#### Supplied records
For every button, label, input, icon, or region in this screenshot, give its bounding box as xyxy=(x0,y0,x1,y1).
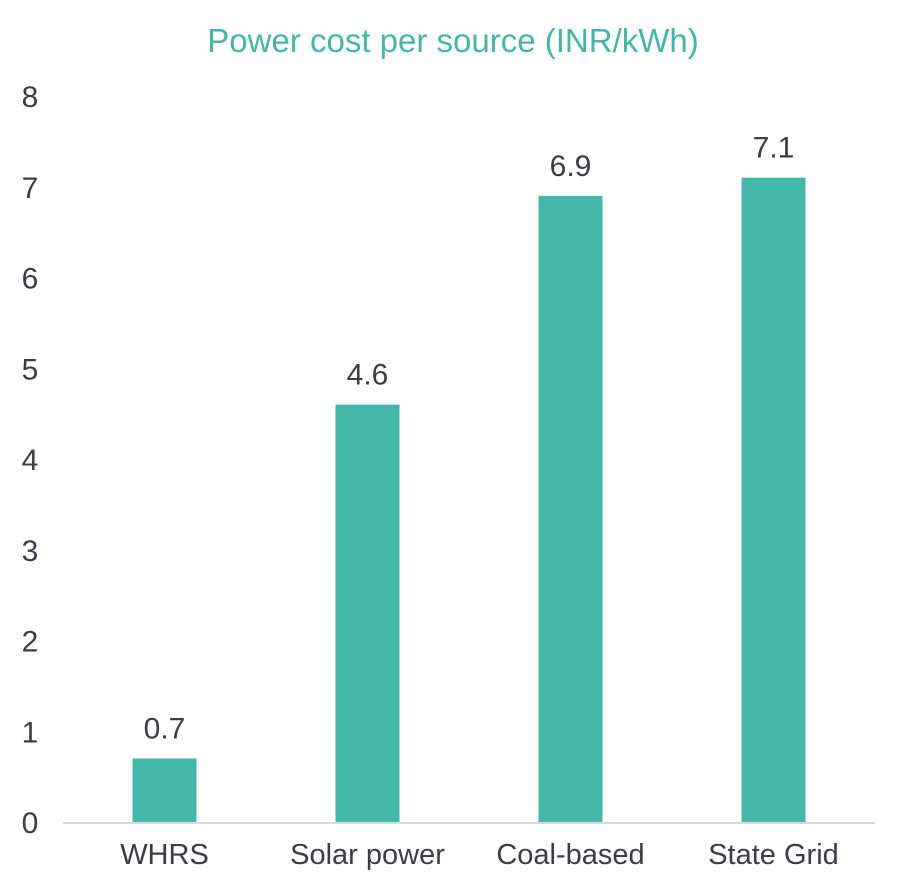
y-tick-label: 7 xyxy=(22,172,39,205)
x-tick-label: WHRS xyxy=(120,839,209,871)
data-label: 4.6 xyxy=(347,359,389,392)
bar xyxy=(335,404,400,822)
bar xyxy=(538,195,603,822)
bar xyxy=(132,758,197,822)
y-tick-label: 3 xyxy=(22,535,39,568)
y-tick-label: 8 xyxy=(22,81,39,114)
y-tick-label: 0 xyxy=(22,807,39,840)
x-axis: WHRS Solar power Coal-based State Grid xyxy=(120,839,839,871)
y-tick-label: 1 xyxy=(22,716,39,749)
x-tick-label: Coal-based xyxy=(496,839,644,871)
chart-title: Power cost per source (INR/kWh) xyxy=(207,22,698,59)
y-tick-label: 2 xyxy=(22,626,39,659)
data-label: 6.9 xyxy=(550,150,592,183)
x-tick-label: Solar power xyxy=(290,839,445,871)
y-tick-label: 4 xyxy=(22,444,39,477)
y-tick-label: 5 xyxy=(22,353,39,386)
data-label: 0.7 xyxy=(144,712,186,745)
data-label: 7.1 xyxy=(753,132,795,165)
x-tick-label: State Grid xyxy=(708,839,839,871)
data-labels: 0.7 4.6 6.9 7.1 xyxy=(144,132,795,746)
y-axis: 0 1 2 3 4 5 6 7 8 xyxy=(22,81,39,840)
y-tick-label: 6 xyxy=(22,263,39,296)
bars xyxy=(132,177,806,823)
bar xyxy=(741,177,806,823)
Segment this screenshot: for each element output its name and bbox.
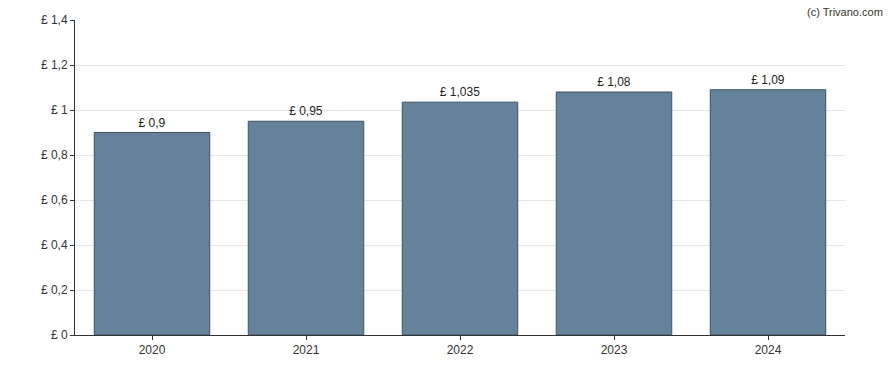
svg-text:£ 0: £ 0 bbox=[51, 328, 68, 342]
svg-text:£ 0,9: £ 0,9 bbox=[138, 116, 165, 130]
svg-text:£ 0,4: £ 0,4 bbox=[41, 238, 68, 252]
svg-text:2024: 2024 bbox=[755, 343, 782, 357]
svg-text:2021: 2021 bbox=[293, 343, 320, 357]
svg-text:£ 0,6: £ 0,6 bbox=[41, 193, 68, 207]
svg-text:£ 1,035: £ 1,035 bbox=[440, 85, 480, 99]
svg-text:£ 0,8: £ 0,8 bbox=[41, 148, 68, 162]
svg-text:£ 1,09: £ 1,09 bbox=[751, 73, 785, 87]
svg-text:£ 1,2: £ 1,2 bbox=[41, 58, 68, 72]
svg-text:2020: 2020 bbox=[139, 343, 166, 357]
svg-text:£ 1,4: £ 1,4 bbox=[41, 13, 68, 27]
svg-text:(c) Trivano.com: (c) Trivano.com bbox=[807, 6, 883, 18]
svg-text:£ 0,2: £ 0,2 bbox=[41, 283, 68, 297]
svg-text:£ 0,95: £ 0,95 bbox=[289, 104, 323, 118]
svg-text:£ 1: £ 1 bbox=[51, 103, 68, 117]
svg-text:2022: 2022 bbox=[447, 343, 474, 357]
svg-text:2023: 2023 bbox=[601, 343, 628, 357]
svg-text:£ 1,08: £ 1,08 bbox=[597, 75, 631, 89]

#### Challenge
Could you reproduce every line of both items above character for character, leaving out the picture markers?

#### Worked answer
For every button, label, input, icon, or region in this screenshot, give its bounding box as xyxy=(x0,y0,x1,y1).
y-tick-label: 7 xyxy=(22,172,39,205)
x-tick-label: WHRS xyxy=(120,839,209,871)
data-label: 4.6 xyxy=(347,359,389,392)
bar xyxy=(335,404,400,822)
bar xyxy=(538,195,603,822)
bar xyxy=(132,758,197,822)
y-tick-label: 3 xyxy=(22,535,39,568)
y-tick-label: 8 xyxy=(22,81,39,114)
y-tick-label: 0 xyxy=(22,807,39,840)
x-axis: WHRS Solar power Coal-based State Grid xyxy=(120,839,839,871)
y-tick-label: 1 xyxy=(22,716,39,749)
x-tick-label: Coal-based xyxy=(496,839,644,871)
chart-title: Power cost per source (INR/kWh) xyxy=(207,22,698,59)
y-tick-label: 2 xyxy=(22,626,39,659)
data-label: 6.9 xyxy=(550,150,592,183)
x-tick-label: Solar power xyxy=(290,839,445,871)
y-tick-label: 4 xyxy=(22,444,39,477)
y-tick-label: 5 xyxy=(22,353,39,386)
data-label: 0.7 xyxy=(144,712,186,745)
data-label: 7.1 xyxy=(753,132,795,165)
x-tick-label: State Grid xyxy=(708,839,839,871)
data-labels: 0.7 4.6 6.9 7.1 xyxy=(144,132,795,746)
y-axis: 0 1 2 3 4 5 6 7 8 xyxy=(22,81,39,840)
y-tick-label: 6 xyxy=(22,263,39,296)
bars xyxy=(132,177,806,823)
bar xyxy=(741,177,806,823)
Segment this screenshot: for each element output its name and bbox.
svg-text:£ 0: £ 0 bbox=[51, 328, 68, 342]
svg-text:£ 0,9: £ 0,9 bbox=[138, 116, 165, 130]
svg-text:£ 0,4: £ 0,4 bbox=[41, 238, 68, 252]
svg-text:2024: 2024 bbox=[755, 343, 782, 357]
svg-text:2021: 2021 bbox=[293, 343, 320, 357]
svg-text:£ 0,6: £ 0,6 bbox=[41, 193, 68, 207]
svg-text:£ 1,035: £ 1,035 bbox=[440, 85, 480, 99]
svg-text:£ 0,8: £ 0,8 bbox=[41, 148, 68, 162]
svg-text:£ 1,09: £ 1,09 bbox=[751, 73, 785, 87]
svg-text:£ 1,2: £ 1,2 bbox=[41, 58, 68, 72]
svg-text:2020: 2020 bbox=[139, 343, 166, 357]
svg-text:£ 1,4: £ 1,4 bbox=[41, 13, 68, 27]
svg-text:(c) Trivano.com: (c) Trivano.com bbox=[807, 6, 883, 18]
svg-text:£ 0,2: £ 0,2 bbox=[41, 283, 68, 297]
svg-text:£ 0,95: £ 0,95 bbox=[289, 104, 323, 118]
svg-text:£ 1: £ 1 bbox=[51, 103, 68, 117]
svg-text:2022: 2022 bbox=[447, 343, 474, 357]
svg-text:2023: 2023 bbox=[601, 343, 628, 357]
svg-text:£ 1,08: £ 1,08 bbox=[597, 75, 631, 89]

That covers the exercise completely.